═══ Passage given ═══
🔹 1. Infrared (IR) Spectroscopy
🔸 Principle:
- Infrared radiation is absorbed by covalent bonds, causing them to vibrate (stretch or bend).
- Different functional groups absorb IR radiation at specific frequencies, producing peaks in an IR spectrum.
🔸 Analysis of IR Spectrum:
- The x-axis shows wavenumber (cm⁻¹), inverse of wavelength.
- The y-axis shows transmittance – lower peaks indicate higher absorption.
- Use the Data Booklet to match absorption ranges with functional groups.
═══
Tasks and exercises:
1 - From the IR spectroscopy notes, render this sentence in Spanish: "Infrared radiation is absorbed by covalent bonds, causing them to vibrate (stretch or bend)."
2 - Rewrite the IR spectroscopy notes starting with "- Different functional" and going on through "with functional groups.", substituting "reference table" for "Data Booklet".
3 - Extend the notes on IR spectroscopy past their last line.
The listing that comes next has no role in anything asked here.
═══ Supplied records ═══
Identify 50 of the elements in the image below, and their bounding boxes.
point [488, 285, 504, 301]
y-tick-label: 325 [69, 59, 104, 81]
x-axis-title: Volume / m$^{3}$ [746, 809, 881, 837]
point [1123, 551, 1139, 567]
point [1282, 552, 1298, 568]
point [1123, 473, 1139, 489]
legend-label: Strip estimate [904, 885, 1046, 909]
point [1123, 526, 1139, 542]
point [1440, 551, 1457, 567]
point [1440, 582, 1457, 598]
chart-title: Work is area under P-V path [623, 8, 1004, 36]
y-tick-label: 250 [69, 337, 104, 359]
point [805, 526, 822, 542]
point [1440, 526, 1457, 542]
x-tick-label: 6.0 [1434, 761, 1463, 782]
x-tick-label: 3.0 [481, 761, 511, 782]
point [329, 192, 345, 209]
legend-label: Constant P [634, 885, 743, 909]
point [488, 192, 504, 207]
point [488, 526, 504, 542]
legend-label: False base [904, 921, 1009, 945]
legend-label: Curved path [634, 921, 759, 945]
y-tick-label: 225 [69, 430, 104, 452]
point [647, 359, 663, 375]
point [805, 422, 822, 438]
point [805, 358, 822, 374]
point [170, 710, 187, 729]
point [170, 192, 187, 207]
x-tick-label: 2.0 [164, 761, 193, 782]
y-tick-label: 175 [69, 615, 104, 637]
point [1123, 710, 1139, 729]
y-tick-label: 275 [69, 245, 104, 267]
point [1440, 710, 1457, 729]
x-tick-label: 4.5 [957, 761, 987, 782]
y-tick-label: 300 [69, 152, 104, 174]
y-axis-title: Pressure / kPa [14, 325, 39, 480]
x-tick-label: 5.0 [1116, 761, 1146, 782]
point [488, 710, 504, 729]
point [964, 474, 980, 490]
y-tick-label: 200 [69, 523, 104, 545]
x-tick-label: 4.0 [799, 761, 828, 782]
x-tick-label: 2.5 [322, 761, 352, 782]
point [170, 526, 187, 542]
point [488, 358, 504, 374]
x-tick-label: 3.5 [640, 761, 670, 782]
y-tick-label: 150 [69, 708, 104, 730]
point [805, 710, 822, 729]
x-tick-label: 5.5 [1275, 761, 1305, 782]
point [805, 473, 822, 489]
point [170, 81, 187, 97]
═══
Exercise results:
1 - La radiación infrarroja es absorbida por los enlaces covalentes, lo que hace que vibren (se estiren o se flexionen).

2 -
- Different functional groups absorb IR radiation at specific frequencies, producing peaks in an IR spectrum.
🔸 Analysis of IR Spectrum:
- The x-axis shows wavenumber (cm⁻¹), inverse of wavelength.
- The y-axis shows transmittance – lower peaks indicate higher absorption.
- Use the reference table to match absorption ranges with functional groups.

3 -
| Functional Group | Approx. Absorption Range (cm⁻¹) | Description |
|---|---|---|
| O–H (alcohol) | 3200–3550 (broad) | Strong, broad |
| O–H (carboxylic acid) | 2500–3300 (very broad) | Overlaps with C–H |
| C=O (carbonyl) | 1680–1750 | Sharp, strong |
| N–H (amine/amide) | 3300–3500 | Sharp, medium |
| C–H (alkane) | ~2850–2960 | Medium |
| C=C (alkene) | ~1620–1680 | Weak to medium |
| C≡C or C≡N | ~2100–2260 | Weak |
🔸 Uses:
- To identify functional groups.
- To monitor purity (e.g., absence of extra peaks).
🔹 2. Mass Spectrometry (MS)
🔸 Principle:
- A compound is ionized to form a molecular ion (M⁺).
- The instrument detects ions based on mass-to-charge ratio (m/e).
- Most common ions have +1 charge, so m/e ≈ mass.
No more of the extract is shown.